## Aim:
Present the data once more in exactly its original form.

## Records for the exercise:
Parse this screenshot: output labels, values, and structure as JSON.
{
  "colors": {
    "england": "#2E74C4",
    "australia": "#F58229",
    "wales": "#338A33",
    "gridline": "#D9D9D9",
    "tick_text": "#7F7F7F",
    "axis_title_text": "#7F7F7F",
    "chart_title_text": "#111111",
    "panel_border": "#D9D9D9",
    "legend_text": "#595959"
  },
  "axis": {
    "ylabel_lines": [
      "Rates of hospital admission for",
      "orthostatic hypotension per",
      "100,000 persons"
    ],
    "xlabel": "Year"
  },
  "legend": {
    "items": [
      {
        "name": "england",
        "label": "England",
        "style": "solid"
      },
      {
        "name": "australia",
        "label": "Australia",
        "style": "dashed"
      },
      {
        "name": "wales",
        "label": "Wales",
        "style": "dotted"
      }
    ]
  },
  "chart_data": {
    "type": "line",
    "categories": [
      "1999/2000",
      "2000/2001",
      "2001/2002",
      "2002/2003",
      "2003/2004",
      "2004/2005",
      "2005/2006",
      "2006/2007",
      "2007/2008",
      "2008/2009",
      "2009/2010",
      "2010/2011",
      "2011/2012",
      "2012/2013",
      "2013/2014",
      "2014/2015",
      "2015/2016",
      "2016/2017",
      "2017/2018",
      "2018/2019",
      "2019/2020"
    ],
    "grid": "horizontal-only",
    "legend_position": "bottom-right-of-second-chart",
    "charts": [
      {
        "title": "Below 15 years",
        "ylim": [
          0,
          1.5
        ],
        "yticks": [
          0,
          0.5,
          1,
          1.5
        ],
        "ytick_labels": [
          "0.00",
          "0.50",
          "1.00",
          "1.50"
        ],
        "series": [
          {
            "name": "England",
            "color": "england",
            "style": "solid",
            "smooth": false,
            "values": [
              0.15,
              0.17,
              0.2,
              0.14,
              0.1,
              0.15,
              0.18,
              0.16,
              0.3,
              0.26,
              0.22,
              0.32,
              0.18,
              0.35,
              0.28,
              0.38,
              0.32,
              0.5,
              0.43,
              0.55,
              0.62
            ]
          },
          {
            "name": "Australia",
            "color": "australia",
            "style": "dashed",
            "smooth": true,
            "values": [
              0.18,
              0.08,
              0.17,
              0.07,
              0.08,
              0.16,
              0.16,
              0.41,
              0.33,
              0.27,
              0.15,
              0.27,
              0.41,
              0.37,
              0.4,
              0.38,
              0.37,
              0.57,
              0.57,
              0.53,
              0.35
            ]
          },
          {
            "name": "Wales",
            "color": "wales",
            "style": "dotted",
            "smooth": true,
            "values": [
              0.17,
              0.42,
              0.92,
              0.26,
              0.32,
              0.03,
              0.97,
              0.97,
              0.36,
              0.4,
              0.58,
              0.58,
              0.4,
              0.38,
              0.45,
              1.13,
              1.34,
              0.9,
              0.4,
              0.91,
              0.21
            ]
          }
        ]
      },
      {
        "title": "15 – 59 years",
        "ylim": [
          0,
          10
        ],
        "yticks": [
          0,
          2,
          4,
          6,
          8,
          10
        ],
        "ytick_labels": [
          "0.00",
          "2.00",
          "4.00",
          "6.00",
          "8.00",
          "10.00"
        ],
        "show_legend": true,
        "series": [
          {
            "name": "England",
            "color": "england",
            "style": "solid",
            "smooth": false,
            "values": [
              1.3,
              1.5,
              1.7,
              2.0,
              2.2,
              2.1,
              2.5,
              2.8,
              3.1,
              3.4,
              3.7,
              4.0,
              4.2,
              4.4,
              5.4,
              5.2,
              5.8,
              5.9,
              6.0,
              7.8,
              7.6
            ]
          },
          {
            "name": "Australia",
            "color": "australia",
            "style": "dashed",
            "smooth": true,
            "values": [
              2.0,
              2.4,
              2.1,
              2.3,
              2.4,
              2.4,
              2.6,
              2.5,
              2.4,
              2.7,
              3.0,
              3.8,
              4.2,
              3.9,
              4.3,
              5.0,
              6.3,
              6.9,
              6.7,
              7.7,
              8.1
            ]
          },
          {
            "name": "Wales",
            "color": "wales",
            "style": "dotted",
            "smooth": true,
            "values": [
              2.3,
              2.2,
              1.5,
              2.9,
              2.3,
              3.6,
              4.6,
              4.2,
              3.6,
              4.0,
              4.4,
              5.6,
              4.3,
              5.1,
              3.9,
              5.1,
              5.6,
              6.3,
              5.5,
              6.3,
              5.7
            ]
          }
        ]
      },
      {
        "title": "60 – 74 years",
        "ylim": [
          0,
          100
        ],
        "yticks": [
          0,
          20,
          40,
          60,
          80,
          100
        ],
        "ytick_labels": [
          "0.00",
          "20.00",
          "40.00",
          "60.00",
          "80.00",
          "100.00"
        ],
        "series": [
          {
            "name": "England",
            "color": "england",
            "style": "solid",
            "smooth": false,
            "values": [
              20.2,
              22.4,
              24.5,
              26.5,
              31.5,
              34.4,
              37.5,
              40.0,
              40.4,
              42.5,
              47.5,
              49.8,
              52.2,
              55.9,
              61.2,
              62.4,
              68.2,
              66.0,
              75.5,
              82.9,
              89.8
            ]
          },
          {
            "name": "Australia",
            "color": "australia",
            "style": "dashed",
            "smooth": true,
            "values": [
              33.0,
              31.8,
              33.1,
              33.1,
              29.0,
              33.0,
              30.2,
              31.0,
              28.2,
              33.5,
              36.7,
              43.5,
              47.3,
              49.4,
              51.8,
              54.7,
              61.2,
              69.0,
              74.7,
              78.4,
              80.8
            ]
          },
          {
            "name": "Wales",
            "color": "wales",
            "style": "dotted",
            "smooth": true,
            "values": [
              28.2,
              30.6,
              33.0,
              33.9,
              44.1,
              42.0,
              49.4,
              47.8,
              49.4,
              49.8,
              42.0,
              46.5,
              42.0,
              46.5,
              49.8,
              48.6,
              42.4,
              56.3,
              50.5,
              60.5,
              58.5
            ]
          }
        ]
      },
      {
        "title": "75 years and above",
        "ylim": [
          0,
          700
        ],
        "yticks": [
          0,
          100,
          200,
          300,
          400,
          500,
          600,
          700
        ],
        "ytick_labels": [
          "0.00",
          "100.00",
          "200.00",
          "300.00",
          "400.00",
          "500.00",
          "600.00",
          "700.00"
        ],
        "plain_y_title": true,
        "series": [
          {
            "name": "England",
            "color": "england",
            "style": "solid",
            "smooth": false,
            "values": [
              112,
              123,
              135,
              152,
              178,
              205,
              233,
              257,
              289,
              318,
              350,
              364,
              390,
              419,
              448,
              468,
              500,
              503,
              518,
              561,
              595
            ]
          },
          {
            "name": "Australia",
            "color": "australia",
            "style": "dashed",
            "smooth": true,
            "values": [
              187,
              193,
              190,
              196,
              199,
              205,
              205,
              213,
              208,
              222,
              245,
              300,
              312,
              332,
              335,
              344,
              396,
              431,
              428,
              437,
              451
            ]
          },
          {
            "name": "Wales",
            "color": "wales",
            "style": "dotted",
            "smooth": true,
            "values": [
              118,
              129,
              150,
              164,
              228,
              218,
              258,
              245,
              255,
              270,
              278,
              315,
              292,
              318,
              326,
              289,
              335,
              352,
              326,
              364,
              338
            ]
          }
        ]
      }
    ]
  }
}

## Result:
Parse this screenshot: output labels, values, and structure as JSON.
{
  "colors": {
    "england": "#2E74C4",
    "australia": "#F58229",
    "wales": "#338A33",
    "gridline": "#D9D9D9",
    "tick_text": "#7F7F7F",
    "axis_title_text": "#7F7F7F",
    "chart_title_text": "#111111",
    "panel_border": "#D9D9D9",
    "legend_text": "#595959"
  },
  "axis": {
    "ylabel_lines": [
      "Rates of hospital admission for",
      "orthostatic hypotension per",
      "100,000 persons"
    ],
    "xlabel": "Year"
  },
  "legend": {
    "items": [
      {
        "name": "england",
        "label": "England",
        "style": "solid"
      },
      {
        "name": "australia",
        "label": "Australia",
        "style": "dashed"
      },
      {
        "name": "wales",
        "label": "Wales",
        "style": "dotted"
      }
    ]
  },
  "chart_data": {
    "type": "line",
    "categories": [
      "1999/2000",
      "2000/2001",
      "2001/2002",
      "2002/2003",
      "2003/2004",
      "2004/2005",
      "2005/2006",
      "2006/2007",
      "2007/2008",
      "2008/2009",
      "2009/2010",
      "2010/2011",
      "2011/2012",
      "2012/2013",
      "2013/2014",
      "2014/2015",
      "2015/2016",
      "2016/2017",
      "2017/2018",
      "2018/2019",
      "2019/2020"
    ],
    "grid": "horizontal-only",
    "legend_position": "bottom-right-of-second-chart",
    "charts": [
      {
        "title": "Below 15 years",
        "ylim": [
          0,
          1.5
        ],
        "yticks": [
          0,
          0.5,
          1,
          1.5
        ],
        "ytick_labels": [
          "0.00",
          "0.50",
          "1.00",
          "1.50"
        ],
        "series": [
          {
            "name": "England",
            "color": "england",
            "style": "solid",
            "smooth": false,
            "values": [
              0.15,
              0.17,
              0.2,
              0.14,
              0.1,
              0.15,
              0.18,
              0.16,
              0.3,
              0.26,
              0.22,
              0.32,
              0.18,
              0.35,
              0.28,
              0.38,
              0.32,
              0.5,
              0.43,
              0.55,
              0.62
            ]
          },
          {
            "name": "Australia",
            "color": "australia",
            "style": "dashed",
            "smooth": true,
            "values": [
              0.18,
              0.08,
              0.17,
              0.07,
              0.08,
              0.16,
              0.16,
              0.41,
              0.33,
              0.27,
              0.15,
              0.27,
              0.41,
              0.37,
              0.4,
              0.38,
              0.37,
              0.57,
              0.57,
              0.53,
              0.35
            ]
          },
          {
            "name": "Wales",
            "color": "wales",
            "style": "dotted",
            "smooth": true,
            "values": [
              0.17,
              0.42,
              0.92,
              0.26,
              0.32,
              0.03,
              0.97,
              0.97,
              0.36,
              0.4,
              0.58,
              0.58,
              0.4,
              0.38,
              0.45,
              1.13,
              1.34,
              0.9,
              0.4,
              0.91,
              0.21
            ]
          }
        ]
      },
      {
        "title": "15 – 59 years",
        "ylim": [
          0,
          10
        ],
        "yticks": [
          0,
          2,
          4,
          6,
          8,
          10
        ],
        "ytick_labels": [
          "0.00",
          "2.00",
          "4.00",
          "6.00",
          "8.00",
          "10.00"
        ],
        "show_legend": true,
        "series": [
          {
            "name": "England",
            "color": "england",
            "style": "solid",
            "smooth": false,
            "values": [
              1.3,
              1.5,
              1.7,
              2.0,
              2.2,
              2.1,
              2.5,
              2.8,
              3.1,
              3.4,
              3.7,
              4.0,
              4.2,
              4.4,
              5.4,
              5.2,
              5.8,
              5.9,
              6.0,
              7.8,
              7.6
            ]
          },
          {
            "name": "Australia",
            "color": "australia",
            "style": "dashed",
            "smooth": true,
            "values": [
              2.0,
              2.4,
              2.1,
              2.3,
              2.4,
              2.4,
              2.6,
              2.5,
              2.4,
              2.7,
              3.0,
              3.8,
              4.2,
              3.9,
              4.3,
              5.0,
              6.3,
              6.9,
              6.7,
              7.7,
              8.1
            ]
          },
          {
            "name": "Wales",
            "color": "wales",
            "style": "dotted",
            "smooth": true,
            "values": [
              2.3,
              2.2,
              1.5,
              2.9,
              2.3,
              3.6,
              4.6,
              4.2,
              3.6,
              4.0,
              4.4,
              5.6,
              4.3,
              5.1,
              3.9,
              5.1,
              5.6,
              6.3,
              5.5,
              6.3,
              5.7
            ]
          }
        ]
      },
      {
        "title": "60 – 74 years",
        "ylim": [
          0,
          100
        ],
        "yticks": [
          0,
          20,
          40,
          60,
          80,
          100
        ],
        "ytick_labels": [
          "0.00",
          "20.00",
          "40.00",
          "60.00",
          "80.00",
          "100.00"
        ],
        "series": [
          {
            "name": "England",
            "color": "england",
            "style": "solid",
            "smooth": false,
            "values": [
              20.2,
              22.4,
              24.5,
              26.5,
              31.5,
              34.4,
              37.5,
              40.0,
              40.4,
              42.5,
              47.5,
              49.8,
              52.2,
              55.9,
              61.2,
              62.4,
              68.2,
              66.0,
              75.5,
              82.9,
              89.8
            ]
          },
          {
            "name": "Australia",
            "color": "australia",
            "style": "dashed",
            "smooth": true,
            "values": [
              33.0,
              31.8,
              33.1,
              33.1,
              29.0,
              33.0,
              30.2,
              31.0,
              28.2,
              33.5,
              36.7,
              43.5,
              47.3,
              49.4,
              51.8,
              54.7,
              61.2,
              69.0,
              74.7,
              78.4,
              80.8
            ]
          },
          {
            "name": "Wales",
            "color": "wales",
            "style": "dotted",
            "smooth": true,
            "values": [
              28.2,
              30.6,
              33.0,
              33.9,
              44.1,
              42.0,
              49.4,
              47.8,
              49.4,
              49.8,
              42.0,
              46.5,
              42.0,
              46.5,
              49.8,
              48.6,
              42.4,
              56.3,
              50.5,
              60.5,
              58.5
            ]
          }
        ]
      },
      {
        "title": "75 years and above",
        "ylim": [
          0,
          700
        ],
        "yticks": [
          0,
          100,
          200,
          300,
          400,
          500,
          600,
          700
        ],
        "ytick_labels": [
          "0.00",
          "100.00",
          "200.00",
          "300.00",
          "400.00",
          "500.00",
          "600.00",
          "700.00"
        ],
        "plain_y_title": true,
        "series": [
          {
            "name": "England",
            "color": "england",
            "style": "solid",
            "smooth": false,
            "values": [
              112,
              123,
              135,
              152,
              178,
              205,
              233,
              257,
              289,
              318,
              350,
              364,
              390,
              419,
              448,
              468,
              500,
              503,
              518,
              561,
              595
            ]
          },
          {
            "name": "Australia",
            "color": "australia",
            "style": "dashed",
            "smooth": true,
            "values": [
              187,
              193,
              190,
              196,
              199,
              205,
              205,
              213,
              208,
              222,
              245,
              300,
              312,
              332,
              335,
              344,
              396,
              431,
              428,
              437,
              451
            ]
          },
          {
            "name": "Wales",
            "color": "wales",
            "style": "dotted",
            "smooth": true,
            "values": [
              118,
              129,
              150,
              164,
              228,
              218,
              258,
              245,
              255,
              270,
              278,
              315,
              292,
              318,
              326,
              289,
              335,
              352,
              326,
              364,
              338
            ]
          }
        ]
      }
    ]
  }
}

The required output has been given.